Collection entries:
+ + + + +
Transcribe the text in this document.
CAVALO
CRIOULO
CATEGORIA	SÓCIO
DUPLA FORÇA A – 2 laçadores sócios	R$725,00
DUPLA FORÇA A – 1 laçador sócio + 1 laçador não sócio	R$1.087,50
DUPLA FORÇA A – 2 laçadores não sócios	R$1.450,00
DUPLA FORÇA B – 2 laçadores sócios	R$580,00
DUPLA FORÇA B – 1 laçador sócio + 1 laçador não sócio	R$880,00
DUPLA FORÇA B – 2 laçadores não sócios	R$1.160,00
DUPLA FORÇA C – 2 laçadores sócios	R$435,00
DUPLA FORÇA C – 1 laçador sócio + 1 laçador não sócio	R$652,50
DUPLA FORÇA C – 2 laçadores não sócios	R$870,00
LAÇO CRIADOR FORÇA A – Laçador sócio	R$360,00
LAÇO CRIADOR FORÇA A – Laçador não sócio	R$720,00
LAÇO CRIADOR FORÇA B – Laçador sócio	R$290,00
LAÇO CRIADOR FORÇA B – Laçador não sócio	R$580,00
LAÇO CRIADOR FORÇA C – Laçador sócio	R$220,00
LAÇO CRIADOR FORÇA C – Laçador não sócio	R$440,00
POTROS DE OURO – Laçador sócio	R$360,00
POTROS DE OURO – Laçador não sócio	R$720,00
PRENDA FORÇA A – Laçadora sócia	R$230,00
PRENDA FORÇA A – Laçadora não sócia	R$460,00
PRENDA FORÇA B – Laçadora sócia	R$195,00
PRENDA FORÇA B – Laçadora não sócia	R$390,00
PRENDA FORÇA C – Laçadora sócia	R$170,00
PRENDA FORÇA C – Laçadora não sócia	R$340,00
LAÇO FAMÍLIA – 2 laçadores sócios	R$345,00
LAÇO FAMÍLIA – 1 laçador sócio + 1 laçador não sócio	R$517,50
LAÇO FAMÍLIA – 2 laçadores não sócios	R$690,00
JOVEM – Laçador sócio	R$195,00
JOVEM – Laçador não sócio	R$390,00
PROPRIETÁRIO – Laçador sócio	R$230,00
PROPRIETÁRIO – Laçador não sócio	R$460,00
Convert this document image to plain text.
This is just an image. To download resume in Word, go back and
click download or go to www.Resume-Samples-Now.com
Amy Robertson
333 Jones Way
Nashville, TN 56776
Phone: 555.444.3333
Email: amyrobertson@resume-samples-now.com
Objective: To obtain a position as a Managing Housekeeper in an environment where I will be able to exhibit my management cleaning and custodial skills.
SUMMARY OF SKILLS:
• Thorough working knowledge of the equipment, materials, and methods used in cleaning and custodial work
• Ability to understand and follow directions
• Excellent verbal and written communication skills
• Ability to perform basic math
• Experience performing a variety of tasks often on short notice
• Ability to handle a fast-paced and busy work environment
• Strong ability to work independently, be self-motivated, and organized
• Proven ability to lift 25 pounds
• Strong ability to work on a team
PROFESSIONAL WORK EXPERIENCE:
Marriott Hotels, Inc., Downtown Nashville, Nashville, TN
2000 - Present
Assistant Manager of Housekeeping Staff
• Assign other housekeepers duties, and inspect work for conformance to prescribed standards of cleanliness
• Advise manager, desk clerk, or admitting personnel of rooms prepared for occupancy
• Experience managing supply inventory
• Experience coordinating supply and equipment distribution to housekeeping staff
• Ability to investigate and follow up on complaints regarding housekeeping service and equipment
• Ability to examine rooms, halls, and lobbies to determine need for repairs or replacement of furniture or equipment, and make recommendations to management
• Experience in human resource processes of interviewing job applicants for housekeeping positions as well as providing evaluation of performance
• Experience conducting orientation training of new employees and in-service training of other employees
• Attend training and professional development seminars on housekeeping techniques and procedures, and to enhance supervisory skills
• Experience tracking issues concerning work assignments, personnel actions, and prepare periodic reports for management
+ + + + +
§ **OBJECTIVE**: Scan the data above and copy every line with "custodial" in it.

§ **SOLUTION TO THIS EXERCISE**:
Objective: To obtain a position as a Managing Housekeeper in an environment where I will be able to exhibit my management cleaning and custodial skills.
• Thorough working knowledge of the equipment, materials, and methods used in cleaning and custodial work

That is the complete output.